**REQUIREMENT**
From the case study on the RAF performance and risk tool, write out word for word the part that opens with the words "The challenge was" and closes with "this complex landscape.".

::: PASSAGE SHOWN :::

Performance and Risk Management Service & Tool
The Royal Air Force (RAF) is the aerial warfare service branch of the UK Armed Forces, responsible for protecting the nation’s airspace, projecting air power globally, and supporting joint operations across Defence. Its remit spans homeland defence, intelligence, surveillance and reconnaissance, transport and logistics, humanitarian relief, and front-line combat operations — all delivered through a “Whole Force” of regulars, reservists, civil servants, and contractors working together.
Operating across a vast estate of permanent bases and temporary deployments, and in coordination with Whitehall, the wider Ministry of Defence, and international partners, the RAF manages complex interdependencies between people, technology, infrastructure, and strategy. This demands constant vigilance, precise tasking, and effective risk management to ensure aircraft readiness, operational resilience, and the success of missions at every level.

Challenge:
The RAF (HQ Air Command) faced a critical need to replace its legacy Performance & Risk Management tool, which was siloed, manual, and soon to be unsupported. The system had to evolve into a secure, scalable service capable of ingesting near-real-time data from disparate Defence sources, evaluating risks proactively, delivering performance requirements, and reporting actionable insight to the right people – from station level to the RAF Board and Whitehall – at the optimum cadence. Without this, visibility gaps and poor communications threatened operational performance, decision-making, and organisational reputation.
The project’s scope extended beyond the entire RAF estate itself to include third-party suppliers, Whitehall, and wider MoD departments such as CASP. This introduced complexity in governance, policy, and integration across multiple stakeholders. Delivery also had to respect tight constraints: an initial 1,500 Whole Force users, deployment across multiple RAF sites, operation across different security levels requiring SC clearance, and critically, the need for secure access from all bases – including temporary front-line locations – by all staff affected by risks.
The challenge was to design a single, user-friendly interface that unified fragmented systems and solved technology challenges, into an integrated secure capability – one that could assign tasks reliably, exploit data efficiently, and give the RAF Board a clear, evidence-based view of performance and risk.

Approach:
I began with a thorough exploration of the RAF service ecosystem, mapping the connections between political, strategic, financial, tactical, governance, technology and security layers. My aim was to uncover how performance and risk data was defined and flowed – or failed to flow – across this complex landscape.
Research was carried out across the RAF estate and beyond. Because all personnel, from government to ground staff, have performance and risk responsibilities, I engaged with the full range of user types. I travelled to multiple RAF bases, Whitehall, and attended reporting meetings at every level to observe how information was exchanged and where gaps occurred. I conducted interviews with airmen/women on the ground, unit leaders, departments, and senior leaders – up to three-star generals and the Secretary of State for Defence – to understand their needs and how best to optimise their time, duties and decision-making when considering risk and performance.
I dissected existing processes in detail, measuring current time, cost, and efficiency, and identifying pain points and failure modes. This was extended to cover the full defence cycle from planning through delivery, ensuring the solution would support communication, dissemination, task assignment, performance measurement, and risk reporting at every level. A key focus was not only recording and aggregating data, but enabling the system to predict failure points before they occurred to avoid disruption.

::: INFORMATION GIVEN :::

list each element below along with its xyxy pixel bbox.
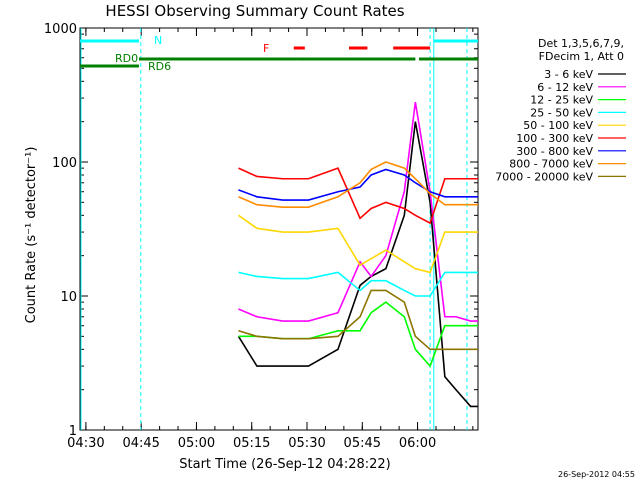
state-label-f: F bbox=[263, 42, 269, 55]
x-tick-label: 05:30 bbox=[288, 436, 325, 451]
y-tick-label: 10 bbox=[60, 290, 77, 305]
legend-label-0: 3 - 6 keV bbox=[544, 68, 593, 81]
series-line-1 bbox=[238, 101, 478, 322]
legend-label-2: 12 - 25 keV bbox=[530, 94, 593, 107]
legend-label-1: 6 - 12 keV bbox=[537, 81, 593, 94]
x-tick-label: 05:15 bbox=[233, 436, 270, 451]
series-line-5 bbox=[238, 167, 478, 225]
state-label-rd6: RD6 bbox=[148, 60, 171, 73]
legend-header-2: FDecim 1, Att 0 bbox=[539, 50, 624, 63]
legend-header-1: Det 1,3,5,6,7,9, bbox=[538, 37, 624, 50]
series-line-0 bbox=[237, 121, 478, 408]
plot-frame bbox=[79, 27, 479, 431]
state-label-n: N bbox=[154, 34, 162, 47]
x-tick-label: 05:00 bbox=[178, 436, 215, 451]
plot-layer: 1 10 100 1000 04:30 04:45 05:00 05:15 05:30 05:45… bbox=[44, 22, 626, 451]
legend-label-6: 300 - 800 keV bbox=[516, 145, 593, 158]
series-line-4 bbox=[238, 214, 478, 274]
y-tick-label: 1000 bbox=[44, 22, 77, 37]
y-tick-label: 100 bbox=[52, 156, 77, 171]
legend-label-3: 25 - 50 keV bbox=[530, 106, 593, 119]
state-label-rd0: RD0 bbox=[115, 52, 138, 65]
series-line-3 bbox=[238, 271, 478, 297]
y-axis-label: Count Rate (s⁻¹ detector⁻¹) bbox=[24, 147, 39, 324]
x-tick-label: 05:45 bbox=[344, 436, 381, 451]
chart-title: HESSI Observing Summary Count Rates bbox=[105, 2, 404, 20]
y-tick-label: 1 bbox=[69, 424, 77, 439]
x-tick-label: 04:30 bbox=[67, 436, 104, 451]
footer-date: 26-Sep-2012 04:55 bbox=[558, 470, 635, 479]
legend-label-7: 800 - 7000 keV bbox=[509, 158, 593, 171]
x-tick-label: 06:00 bbox=[399, 436, 436, 451]
series-line-6 bbox=[238, 168, 478, 201]
series-line-7 bbox=[238, 161, 478, 208]
legend-label-5: 100 - 300 keV bbox=[516, 132, 593, 145]
legend-label-4: 50 - 100 keV bbox=[523, 119, 593, 132]
series-line-8 bbox=[238, 289, 478, 351]
legend-label-8: 7000 - 20000 keV bbox=[495, 170, 593, 183]
x-tick-label: 04:45 bbox=[122, 436, 159, 451]
x-axis-label: Start Time (26-Sep-12 04:28:22) bbox=[179, 457, 390, 472]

:::

**RESPONSE TO THE TASK**
The challenge was to design a single, user-friendly interface that unified fragmented systems and solved technology challenges, into an integrated secure capability – one that could assign tasks reliably, exploit data efficiently, and give the RAF Board a clear, evidence-based view of performance and risk.

Approach:
I began with a thorough exploration of the RAF service ecosystem, mapping the connections between political, strategic, financial, tactical, governance, technology and security layers. My aim was to uncover how performance and risk data was defined and flowed – or failed to flow – across this complex landscape.